TASK DETAILS: Scan each line of the entries below for the word "dadurch" and count the ones where it appears. The answer is that number alone.

SUPPLIED MATERIAL:
▽

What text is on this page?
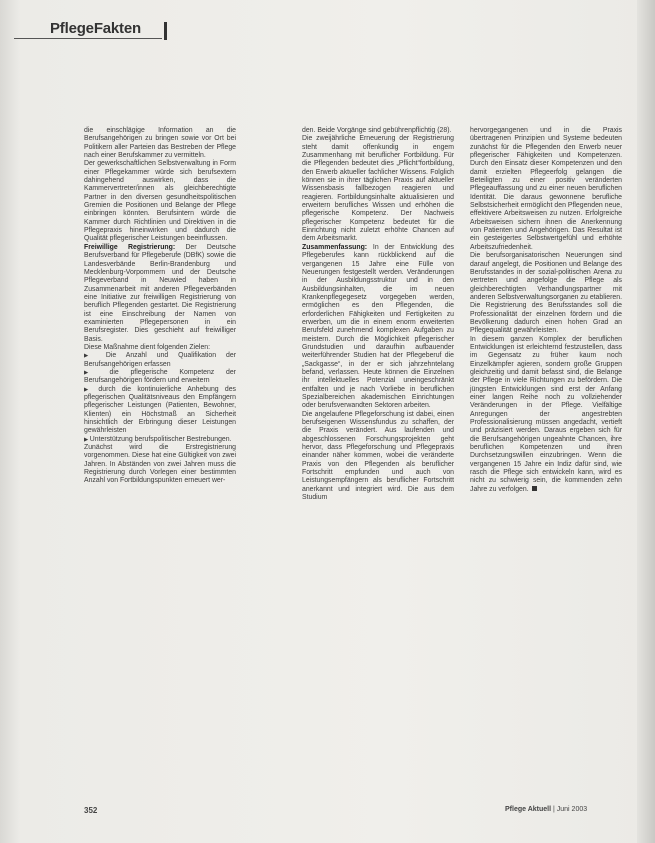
PflegeFakten

die einschlägige Information an die Berufsangehörigen zu bringen sowie vor Ort bei Politikern aller Parteien das Bestreben der Pflege nach einer Berufskammer zu vermitteln.

Der gewerkschaftlichen Selbstverwaltung in Form einer Pflegekammer würde sich berufsextern dahingehend auswirken, dass die Kammervertreter/innen als gleichberechtigte Partner in den diversen gesundheitspolitischen Gremien die Positionen und Belange der Pflege einbringen könnten. Berufsintern würde die Kammer durch Richtlinien und Direktiven in die Pflegepraxis hineinwirken und dadurch die Qualität pflegerischer Leistungen beeinflussen.

Freiwillige Registrierung: Der Deutsche Berufsverband für Pflegeberufe (DBfK) sowie die Landesverbände Berlin-Brandenburg und Mecklenburg-Vorpommern und der Deutsche Pflegeverband in Neuwied haben in Zusammenarbeit mit anderen Pflegeverbänden eine Initiative zur freiwilligen Registrierung von beruflich Pflegenden gestartet. Die Registrierung ist eine Einschreibung der Namen von examinierten Pflegepersonen in ein Berufsregister. Dies geschieht auf freiwilliger Basis.

Diese Maßnahme dient folgenden Zielen:

▶ Die Anzahl und Qualifikation der Berufsangehörigen erfassen

▶ die pflegerische Kompetenz der Berufsangehörigen fördern und erweitern

▶ durch die kontinuierliche Anhebung des pflegerischen Qualitätsniveaus den Empfängern pflegerischer Leistungen (Patienten, Bewohner, Klienten) ein Höchstmaß an Sicherheit hinsichtlich der Erbringung dieser Leistungen gewährleisten

▶ Unterstützung berufspolitischer Bestrebungen.

Zunächst wird die Erstregistrierung vorgenommen. Diese hat eine Gültigkeit von zwei Jahren. In Abständen von zwei Jahren muss die Registrierung durch Vorlegen einer bestimmten Anzahl von Fortbildungspunkten erneuert wer-

den. Beide Vorgänge sind gebührenpflichtig (28).

Die zweijährliche Erneuerung der Registrierung steht damit offenkundig in engem Zusammenhang mit beruflicher Fortbildung. Für die Pflegenden bedeutet dies „Pflicht“fortbildung, den Erwerb aktueller fachlicher Wissens. Folglich können sie in ihrer täglichen Praxis auf aktueller Wissensbasis fallbezogen reagieren und reagieren. Fortbildungsinhalte aktualisieren und erweitern berufliches Wissen und erhöhen die pflegerische Kompetenz. Der Nachweis pflegerischer Kompetenz bedeutet für die Einrichtung nicht zuletzt erhöhte Chancen auf dem Arbeitsmarkt.

Zusammenfassung: In der Entwicklung des Pflegeberufes kann rückblickend auf die vergangenen 15 Jahre eine Fülle von Neuerungen festgestellt werden. Veränderungen in der Ausbildungsstruktur und in den Ausbildungsinhalten, die im neuen Krankenpflegegesetz vorgegeben werden, ermöglichen es den Pflegenden, die erforderlichen Fähigkeiten und Fertigkeiten zu erwerben, um die in einem enorm erweiterten Berufsfeld zunehmend komplexen Aufgaben zu meistern. Durch die Möglichkeit pflegerischer Grundstudien und daraufhin aufbauender weiterführender Studien hat der Pflegeberuf die „Sackgasse“, in der er sich jahrzehntelang befand, verlassen. Heute können die Einzelnen ihr intellektuelles Potenzial uneingeschränkt entfalten und je nach Vorliebe in beruflichen Spezialbereichen akademischen Einrichtungen oder berufsverwandten Sektoren arbeiten.

Die angelaufene Pflegeforschung ist dabei, einen berufseigenen Wissensfundus zu schaffen, der die Praxis verändert. Aus laufenden und abgeschlossenen Forschungsprojekten geht hervor, dass Pflegeforschung und Pflegepraxis einander näher kommen, wobei die veränderte Praxis von den Pflegenden als beruflicher Fortschritt empfunden und auch von Leistungsempfängern als beruflicher Fortschritt anerkannt und integriert wird. Die aus dem Studium

hervorgegangenen und in die Praxis übertragenen Prinzipien und Systeme bedeuten zunächst für die Pflegenden den Erwerb neuer pflegerischer Fähigkeiten und Kompetenzen. Durch den Einsatz dieser Kompetenzen und den damit erzielten Pflegeerfolg gelangen die Beteiligten zu einer positiv veränderten Pflegeauffassung und zu einer neuen beruflichen Identität. Die daraus gewonnene berufliche Selbstsicherheit ermöglicht den Pflegenden neue, effektivere Arbeitsweisen zu nutzen. Erfolgreiche Arbeitsweisen sichern ihnen die Anerkennung von Patienten und Angehörigen. Das Resultat ist ein gesteigertes Selbstwertgefühl und erhöhte Arbeitszufriedenheit.

Die berufsorganisatorischen Neuerungen sind darauf angelegt, die Positionen und Belange des Berufsstandes in der sozial-politischen Arena zu vertreten und angefolge die Pflege als gleichberechtigten Verhandlungspartner mit anderen Selbstverwaltungsorganen zu etablieren. Die Registrierung des Berufsstandes soll die Professionalität der einzelnen fördern und die Bevölkerung dadurch einen hohen Grad an Pflegequalität gewährleisten.

In diesem ganzen Komplex der beruflichen Entwicklungen ist erleichternd festzustellen, dass im Gegensatz zu früher kaum noch Einzelkämpfer agieren, sondern große Gruppen gleichzeitig und damit befasst sind, die Belange der Pflege in viele Richtungen zu befördern. Die jüngsten Entwicklungen sind erst der Anfang einer langen Reihe noch zu vollziehender Veränderungen in der Pflege. Vielfältige Anregungen der angestrebten Professionalisierung müssen angedacht, vertieft und präzisiert werden. Daraus ergeben sich für die Berufsangehörigen ungeahnte Chancen, ihre beruflichen Kompetenzen und ihren Durchsetzungswillen einzubringen. Wenn die vergangenen 15 Jahre ein Indiz dafür sind, wie rasch die Pflege sich entwickeln kann, wird es nicht zu schwierig sein, die kommenden zehn Jahre zu verfolgen.

352	Pflege Aktuell | Juni 2003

△

TASK RESPONSE: 2